### Task to complete
Quote every line as given.

### Exercise data

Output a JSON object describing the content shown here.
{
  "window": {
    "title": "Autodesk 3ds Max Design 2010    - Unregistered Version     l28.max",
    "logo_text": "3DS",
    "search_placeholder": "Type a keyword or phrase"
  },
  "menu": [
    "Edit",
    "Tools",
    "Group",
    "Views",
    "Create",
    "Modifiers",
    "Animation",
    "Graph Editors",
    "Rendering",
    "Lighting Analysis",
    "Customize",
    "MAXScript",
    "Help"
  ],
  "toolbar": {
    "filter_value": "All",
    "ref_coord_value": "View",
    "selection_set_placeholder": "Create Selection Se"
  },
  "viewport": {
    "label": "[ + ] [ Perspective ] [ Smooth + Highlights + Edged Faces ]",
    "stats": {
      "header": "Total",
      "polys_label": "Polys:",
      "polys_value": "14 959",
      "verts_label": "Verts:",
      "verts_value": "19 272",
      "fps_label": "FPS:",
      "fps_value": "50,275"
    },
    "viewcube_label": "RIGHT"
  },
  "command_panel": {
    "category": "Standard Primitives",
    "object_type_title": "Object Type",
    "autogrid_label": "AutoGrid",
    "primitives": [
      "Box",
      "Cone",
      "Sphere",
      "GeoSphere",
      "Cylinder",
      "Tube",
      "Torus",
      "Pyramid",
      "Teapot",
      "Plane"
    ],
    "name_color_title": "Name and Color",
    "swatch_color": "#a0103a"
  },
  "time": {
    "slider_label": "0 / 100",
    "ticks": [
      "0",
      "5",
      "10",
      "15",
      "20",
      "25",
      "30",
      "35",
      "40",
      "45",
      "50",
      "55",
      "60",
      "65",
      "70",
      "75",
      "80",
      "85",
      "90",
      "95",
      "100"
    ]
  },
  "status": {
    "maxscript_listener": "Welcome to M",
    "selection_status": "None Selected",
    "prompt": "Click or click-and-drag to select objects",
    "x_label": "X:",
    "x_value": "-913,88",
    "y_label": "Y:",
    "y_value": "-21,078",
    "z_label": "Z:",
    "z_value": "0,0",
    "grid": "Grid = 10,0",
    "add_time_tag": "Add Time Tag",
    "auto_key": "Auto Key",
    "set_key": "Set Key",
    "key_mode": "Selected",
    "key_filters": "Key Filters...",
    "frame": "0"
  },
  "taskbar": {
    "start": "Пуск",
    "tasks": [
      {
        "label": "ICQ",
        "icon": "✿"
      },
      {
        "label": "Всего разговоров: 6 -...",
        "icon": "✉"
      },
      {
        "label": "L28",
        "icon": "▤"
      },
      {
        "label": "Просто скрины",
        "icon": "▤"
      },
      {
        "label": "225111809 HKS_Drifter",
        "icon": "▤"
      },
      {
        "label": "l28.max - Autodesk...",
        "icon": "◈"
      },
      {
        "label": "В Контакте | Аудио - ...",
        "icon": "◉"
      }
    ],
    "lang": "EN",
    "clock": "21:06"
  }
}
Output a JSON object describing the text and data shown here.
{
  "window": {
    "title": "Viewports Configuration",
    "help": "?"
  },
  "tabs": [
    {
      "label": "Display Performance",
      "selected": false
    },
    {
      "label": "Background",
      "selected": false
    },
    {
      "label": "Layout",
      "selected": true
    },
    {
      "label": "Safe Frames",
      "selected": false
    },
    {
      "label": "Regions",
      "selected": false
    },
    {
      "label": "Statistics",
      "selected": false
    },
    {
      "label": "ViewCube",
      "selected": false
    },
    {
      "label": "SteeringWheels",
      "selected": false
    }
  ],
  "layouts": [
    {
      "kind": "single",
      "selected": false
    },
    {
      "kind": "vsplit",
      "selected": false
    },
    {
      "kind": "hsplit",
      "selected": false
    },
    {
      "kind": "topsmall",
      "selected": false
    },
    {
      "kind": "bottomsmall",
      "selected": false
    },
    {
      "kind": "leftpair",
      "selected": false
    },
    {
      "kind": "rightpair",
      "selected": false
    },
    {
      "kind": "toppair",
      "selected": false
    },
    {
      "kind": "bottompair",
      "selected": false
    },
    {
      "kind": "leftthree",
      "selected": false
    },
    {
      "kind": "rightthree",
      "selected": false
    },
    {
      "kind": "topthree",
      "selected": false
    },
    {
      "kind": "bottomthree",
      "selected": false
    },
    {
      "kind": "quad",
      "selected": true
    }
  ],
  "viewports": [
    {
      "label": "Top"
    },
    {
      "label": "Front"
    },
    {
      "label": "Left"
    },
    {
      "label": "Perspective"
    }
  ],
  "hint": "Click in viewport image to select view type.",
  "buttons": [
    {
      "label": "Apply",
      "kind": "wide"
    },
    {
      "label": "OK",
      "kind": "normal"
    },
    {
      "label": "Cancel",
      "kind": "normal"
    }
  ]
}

### The reply
Output a JSON object describing the content shown here.
{
  "window": {
    "title": "Autodesk 3ds Max Design 2010    - Unregistered Version     l28.max",
    "logo_text": "3DS",
    "search_placeholder": "Type a keyword or phrase"
  },
  "menu": [
    "Edit",
    "Tools",
    "Group",
    "Views",
    "Create",
    "Modifiers",
    "Animation",
    "Graph Editors",
    "Rendering",
    "Lighting Analysis",
    "Customize",
    "MAXScript",
    "Help"
  ],
  "toolbar": {
    "filter_value": "All",
    "ref_coord_value": "View",
    "selection_set_placeholder": "Create Selection Se"
  },
  "viewport": {
    "label": "[ + ] [ Perspective ] [ Smooth + Highlights + Edged Faces ]",
    "stats": {
      "header": "Total",
      "polys_label": "Polys:",
      "polys_value": "14 959",
      "verts_label": "Verts:",
      "verts_value": "19 272",
      "fps_label": "FPS:",
      "fps_value": "50,275"
    },
    "viewcube_label": "RIGHT"
  },
  "command_panel": {
    "category": "Standard Primitives",
    "object_type_title": "Object Type",
    "autogrid_label": "AutoGrid",
    "primitives": [
      "Box",
      "Cone",
      "Sphere",
      "GeoSphere",
      "Cylinder",
      "Tube",
      "Torus",
      "Pyramid",
      "Teapot",
      "Plane"
    ],
    "name_color_title": "Name and Color",
    "swatch_color": "#a0103a"
  },
  "time": {
    "slider_label": "0 / 100",
    "ticks": [
      "0",
      "5",
      "10",
      "15",
      "20",
      "25",
      "30",
      "35",
      "40",
      "45",
      "50",
      "55",
      "60",
      "65",
      "70",
      "75",
      "80",
      "85",
      "90",
      "95",
      "100"
    ]
  },
  "status": {
    "maxscript_listener": "Welcome to M",
    "selection_status": "None Selected",
    "prompt": "Click or click-and-drag to select objects",
    "x_label": "X:",
    "x_value": "-913,88",
    "y_label": "Y:",
    "y_value": "-21,078",
    "z_label": "Z:",
    "z_value": "0,0",
    "grid": "Grid = 10,0",
    "add_time_tag": "Add Time Tag",
    "auto_key": "Auto Key",
    "set_key": "Set Key",
    "key_mode": "Selected",
    "key_filters": "Key Filters...",
    "frame": "0"
  },
  "taskbar": {
    "start": "Пуск",
    "tasks": [
      {
        "label": "ICQ",
        "icon": "✿"
      },
      {
        "label": "Всего разговоров: 6 -...",
        "icon": "✉"
      },
      {
        "label": "L28",
        "icon": "▤"
      },
      {
        "label": "Просто скрины",
        "icon": "▤"
      },
      {
        "label": "225111809 HKS_Drifter",
        "icon": "▤"
      },
      {
        "label": "l28.max - Autodesk...",
        "icon": "◈"
      },
      {
        "label": "В Контакте | Аудио - ...",
        "icon": "◉"
      }
    ],
    "lang": "EN",
    "clock": "21:06"
  }
}
Output a JSON object describing the text and data shown here.
{
  "window": {
    "title": "Viewports Configuration",
    "help": "?"
  },
  "tabs": [
    {
      "label": "Display Performance",
      "selected": false
    },
    {
      "label": "Background",
      "selected": false
    },
    {
      "label": "Layout",
      "selected": true
    },
    {
      "label": "Safe Frames",
      "selected": false
    },
    {
      "label": "Regions",
      "selected": false
    },
    {
      "label": "Statistics",
      "selected": false
    },
    {
      "label": "ViewCube",
      "selected": false
    },
    {
      "label": "SteeringWheels",
      "selected": false
    }
  ],
  "layouts": [
    {
      "kind": "single",
      "selected": false
    },
    {
      "kind": "vsplit",
      "selected": false
    },
    {
      "kind": "hsplit",
      "selected": false
    },
    {
      "kind": "topsmall",
      "selected": false
    },
    {
      "kind": "bottomsmall",
      "selected": false
    },
    {
      "kind": "leftpair",
      "selected": false
    },
    {
      "kind": "rightpair",
      "selected": false
    },
    {
      "kind": "toppair",
      "selected": false
    },
    {
      "kind": "bottompair",
      "selected": false
    },
    {
      "kind": "leftthree",
      "selected": false
    },
    {
      "kind": "rightthree",
      "selected": false
    },
    {
      "kind": "topthree",
      "selected": false
    },
    {
      "kind": "bottomthree",
      "selected": false
    },
    {
      "kind": "quad",
      "selected": true
    }
  ],
  "viewports": [
    {
      "label": "Top"
    },
    {
      "label": "Front"
    },
    {
      "label": "Left"
    },
    {
      "label": "Perspective"
    }
  ],
  "hint": "Click in viewport image to select view type.",
  "buttons": [
    {
      "label": "Apply",
      "kind": "wide"
    },
    {
      "label": "OK",
      "kind": "normal"
    },
    {
      "label": "Cancel",
      "kind": "normal"
    }
  ]
}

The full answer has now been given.